● Short problem: Each line of the material must be returned exactly.

● Material provided:
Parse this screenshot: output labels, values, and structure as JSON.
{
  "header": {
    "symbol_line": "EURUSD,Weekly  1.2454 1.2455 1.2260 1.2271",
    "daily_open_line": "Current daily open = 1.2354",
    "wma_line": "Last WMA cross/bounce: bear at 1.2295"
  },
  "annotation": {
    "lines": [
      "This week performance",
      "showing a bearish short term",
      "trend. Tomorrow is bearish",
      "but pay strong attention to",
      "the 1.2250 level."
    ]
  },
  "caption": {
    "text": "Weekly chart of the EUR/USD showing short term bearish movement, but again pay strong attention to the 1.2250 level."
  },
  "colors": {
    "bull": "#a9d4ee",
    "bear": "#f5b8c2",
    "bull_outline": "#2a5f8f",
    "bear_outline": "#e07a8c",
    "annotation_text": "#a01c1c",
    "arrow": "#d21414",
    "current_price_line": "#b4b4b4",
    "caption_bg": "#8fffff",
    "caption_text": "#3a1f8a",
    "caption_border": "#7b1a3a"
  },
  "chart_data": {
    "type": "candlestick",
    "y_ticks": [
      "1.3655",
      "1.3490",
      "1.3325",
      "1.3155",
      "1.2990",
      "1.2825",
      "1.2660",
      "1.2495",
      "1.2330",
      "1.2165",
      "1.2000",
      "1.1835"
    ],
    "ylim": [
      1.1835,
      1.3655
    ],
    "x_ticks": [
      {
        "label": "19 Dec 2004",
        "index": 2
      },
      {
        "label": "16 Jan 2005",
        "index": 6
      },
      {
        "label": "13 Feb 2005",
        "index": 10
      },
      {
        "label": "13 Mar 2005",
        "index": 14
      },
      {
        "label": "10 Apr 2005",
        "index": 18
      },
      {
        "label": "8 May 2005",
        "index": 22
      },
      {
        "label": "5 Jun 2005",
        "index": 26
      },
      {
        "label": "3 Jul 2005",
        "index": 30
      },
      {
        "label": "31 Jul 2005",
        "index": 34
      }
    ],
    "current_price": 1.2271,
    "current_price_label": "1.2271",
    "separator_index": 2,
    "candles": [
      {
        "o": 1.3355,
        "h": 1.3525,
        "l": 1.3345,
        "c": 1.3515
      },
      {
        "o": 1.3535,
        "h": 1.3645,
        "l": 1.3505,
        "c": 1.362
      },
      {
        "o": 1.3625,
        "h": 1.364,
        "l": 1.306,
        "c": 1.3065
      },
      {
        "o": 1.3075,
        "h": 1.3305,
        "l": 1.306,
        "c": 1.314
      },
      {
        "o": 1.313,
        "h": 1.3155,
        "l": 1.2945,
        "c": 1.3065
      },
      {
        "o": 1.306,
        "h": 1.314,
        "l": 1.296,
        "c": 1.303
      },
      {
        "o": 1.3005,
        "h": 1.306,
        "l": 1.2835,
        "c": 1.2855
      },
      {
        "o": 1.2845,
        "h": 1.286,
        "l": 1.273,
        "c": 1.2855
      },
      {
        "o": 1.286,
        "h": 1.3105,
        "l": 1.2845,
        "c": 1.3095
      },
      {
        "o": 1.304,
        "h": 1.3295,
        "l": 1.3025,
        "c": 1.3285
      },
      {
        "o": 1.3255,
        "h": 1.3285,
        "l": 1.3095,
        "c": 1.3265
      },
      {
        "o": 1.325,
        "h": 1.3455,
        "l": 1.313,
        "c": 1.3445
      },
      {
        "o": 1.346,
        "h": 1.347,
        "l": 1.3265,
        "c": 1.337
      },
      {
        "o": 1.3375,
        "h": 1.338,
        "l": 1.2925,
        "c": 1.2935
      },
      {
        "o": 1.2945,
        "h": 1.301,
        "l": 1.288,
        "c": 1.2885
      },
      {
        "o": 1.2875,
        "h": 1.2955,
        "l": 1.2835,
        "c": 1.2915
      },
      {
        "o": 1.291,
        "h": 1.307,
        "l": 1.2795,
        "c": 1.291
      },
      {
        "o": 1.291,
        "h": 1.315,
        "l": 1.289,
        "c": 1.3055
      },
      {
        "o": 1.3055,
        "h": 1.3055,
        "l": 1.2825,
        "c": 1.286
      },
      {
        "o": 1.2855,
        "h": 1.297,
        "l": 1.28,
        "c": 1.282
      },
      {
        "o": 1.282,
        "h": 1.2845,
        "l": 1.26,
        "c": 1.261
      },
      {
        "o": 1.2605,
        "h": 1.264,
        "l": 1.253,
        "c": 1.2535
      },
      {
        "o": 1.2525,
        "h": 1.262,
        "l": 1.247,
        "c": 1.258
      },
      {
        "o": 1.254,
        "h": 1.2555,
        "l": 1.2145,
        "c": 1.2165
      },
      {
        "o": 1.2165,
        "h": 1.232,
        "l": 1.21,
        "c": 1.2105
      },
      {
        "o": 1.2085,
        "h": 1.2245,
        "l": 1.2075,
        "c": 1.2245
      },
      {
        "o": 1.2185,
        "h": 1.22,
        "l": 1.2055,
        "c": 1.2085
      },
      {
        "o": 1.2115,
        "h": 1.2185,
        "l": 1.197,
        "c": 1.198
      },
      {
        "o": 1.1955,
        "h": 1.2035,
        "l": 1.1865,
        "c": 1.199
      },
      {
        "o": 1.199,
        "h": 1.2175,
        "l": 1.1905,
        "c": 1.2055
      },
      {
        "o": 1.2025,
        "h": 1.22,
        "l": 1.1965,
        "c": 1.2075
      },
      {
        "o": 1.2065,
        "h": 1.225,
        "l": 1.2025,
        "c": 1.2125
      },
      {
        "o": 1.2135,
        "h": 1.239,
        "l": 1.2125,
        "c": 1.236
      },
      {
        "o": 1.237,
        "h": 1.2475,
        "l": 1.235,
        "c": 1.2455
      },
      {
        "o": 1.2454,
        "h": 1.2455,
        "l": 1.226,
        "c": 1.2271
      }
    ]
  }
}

● Exercise answer:
Parse this screenshot: output labels, values, and structure as JSON.
{
  "header": {
    "symbol_line": "EURUSD,Weekly  1.2454 1.2455 1.2260 1.2271",
    "daily_open_line": "Current daily open = 1.2354",
    "wma_line": "Last WMA cross/bounce: bear at 1.2295"
  },
  "annotation": {
    "lines": [
      "This week performance",
      "showing a bearish short term",
      "trend. Tomorrow is bearish",
      "but pay strong attention to",
      "the 1.2250 level."
    ]
  },
  "caption": {
    "text": "Weekly chart of the EUR/USD showing short term bearish movement, but again pay strong attention to the 1.2250 level."
  },
  "colors": {
    "bull": "#a9d4ee",
    "bear": "#f5b8c2",
    "bull_outline": "#2a5f8f",
    "bear_outline": "#e07a8c",
    "annotation_text": "#a01c1c",
    "arrow": "#d21414",
    "current_price_line": "#b4b4b4",
    "caption_bg": "#8fffff",
    "caption_text": "#3a1f8a",
    "caption_border": "#7b1a3a"
  },
  "chart_data": {
    "type": "candlestick",
    "y_ticks": [
      "1.3655",
      "1.3490",
      "1.3325",
      "1.3155",
      "1.2990",
      "1.2825",
      "1.2660",
      "1.2495",
      "1.2330",
      "1.2165",
      "1.2000",
      "1.1835"
    ],
    "ylim": [
      1.1835,
      1.3655
    ],
    "x_ticks": [
      {
        "label": "19 Dec 2004",
        "index": 2
      },
      {
        "label": "16 Jan 2005",
        "index": 6
      },
      {
        "label": "13 Feb 2005",
        "index": 10
      },
      {
        "label": "13 Mar 2005",
        "index": 14
      },
      {
        "label": "10 Apr 2005",
        "index": 18
      },
      {
        "label": "8 May 2005",
        "index": 22
      },
      {
        "label": "5 Jun 2005",
        "index": 26
      },
      {
        "label": "3 Jul 2005",
        "index": 30
      },
      {
        "label": "31 Jul 2005",
        "index": 34
      }
    ],
    "current_price": 1.2271,
    "current_price_label": "1.2271",
    "separator_index": 2,
    "candles": [
      {
        "o": 1.3355,
        "h": 1.3525,
        "l": 1.3345,
        "c": 1.3515
      },
      {
        "o": 1.3535,
        "h": 1.3645,
        "l": 1.3505,
        "c": 1.362
      },
      {
        "o": 1.3625,
        "h": 1.364,
        "l": 1.306,
        "c": 1.3065
      },
      {
        "o": 1.3075,
        "h": 1.3305,
        "l": 1.306,
        "c": 1.314
      },
      {
        "o": 1.313,
        "h": 1.3155,
        "l": 1.2945,
        "c": 1.3065
      },
      {
        "o": 1.306,
        "h": 1.314,
        "l": 1.296,
        "c": 1.303
      },
      {
        "o": 1.3005,
        "h": 1.306,
        "l": 1.2835,
        "c": 1.2855
      },
      {
        "o": 1.2845,
        "h": 1.286,
        "l": 1.273,
        "c": 1.2855
      },
      {
        "o": 1.286,
        "h": 1.3105,
        "l": 1.2845,
        "c": 1.3095
      },
      {
        "o": 1.304,
        "h": 1.3295,
        "l": 1.3025,
        "c": 1.3285
      },
      {
        "o": 1.3255,
        "h": 1.3285,
        "l": 1.3095,
        "c": 1.3265
      },
      {
        "o": 1.325,
        "h": 1.3455,
        "l": 1.313,
        "c": 1.3445
      },
      {
        "o": 1.346,
        "h": 1.347,
        "l": 1.3265,
        "c": 1.337
      },
      {
        "o": 1.3375,
        "h": 1.338,
        "l": 1.2925,
        "c": 1.2935
      },
      {
        "o": 1.2945,
        "h": 1.301,
        "l": 1.288,
        "c": 1.2885
      },
      {
        "o": 1.2875,
        "h": 1.2955,
        "l": 1.2835,
        "c": 1.2915
      },
      {
        "o": 1.291,
        "h": 1.307,
        "l": 1.2795,
        "c": 1.291
      },
      {
        "o": 1.291,
        "h": 1.315,
        "l": 1.289,
        "c": 1.3055
      },
      {
        "o": 1.3055,
        "h": 1.3055,
        "l": 1.2825,
        "c": 1.286
      },
      {
        "o": 1.2855,
        "h": 1.297,
        "l": 1.28,
        "c": 1.282
      },
      {
        "o": 1.282,
        "h": 1.2845,
        "l": 1.26,
        "c": 1.261
      },
      {
        "o": 1.2605,
        "h": 1.264,
        "l": 1.253,
        "c": 1.2535
      },
      {
        "o": 1.2525,
        "h": 1.262,
        "l": 1.247,
        "c": 1.258
      },
      {
        "o": 1.254,
        "h": 1.2555,
        "l": 1.2145,
        "c": 1.2165
      },
      {
        "o": 1.2165,
        "h": 1.232,
        "l": 1.21,
        "c": 1.2105
      },
      {
        "o": 1.2085,
        "h": 1.2245,
        "l": 1.2075,
        "c": 1.2245
      },
      {
        "o": 1.2185,
        "h": 1.22,
        "l": 1.2055,
        "c": 1.2085
      },
      {
        "o": 1.2115,
        "h": 1.2185,
        "l": 1.197,
        "c": 1.198
      },
      {
        "o": 1.1955,
        "h": 1.2035,
        "l": 1.1865,
        "c": 1.199
      },
      {
        "o": 1.199,
        "h": 1.2175,
        "l": 1.1905,
        "c": 1.2055
      },
      {
        "o": 1.2025,
        "h": 1.22,
        "l": 1.1965,
        "c": 1.2075
      },
      {
        "o": 1.2065,
        "h": 1.225,
        "l": 1.2025,
        "c": 1.2125
      },
      {
        "o": 1.2135,
        "h": 1.239,
        "l": 1.2125,
        "c": 1.236
      },
      {
        "o": 1.237,
        "h": 1.2475,
        "l": 1.235,
        "c": 1.2455
      },
      {
        "o": 1.2454,
        "h": 1.2455,
        "l": 1.226,
        "c": 1.2271
      }
    ]
  }
}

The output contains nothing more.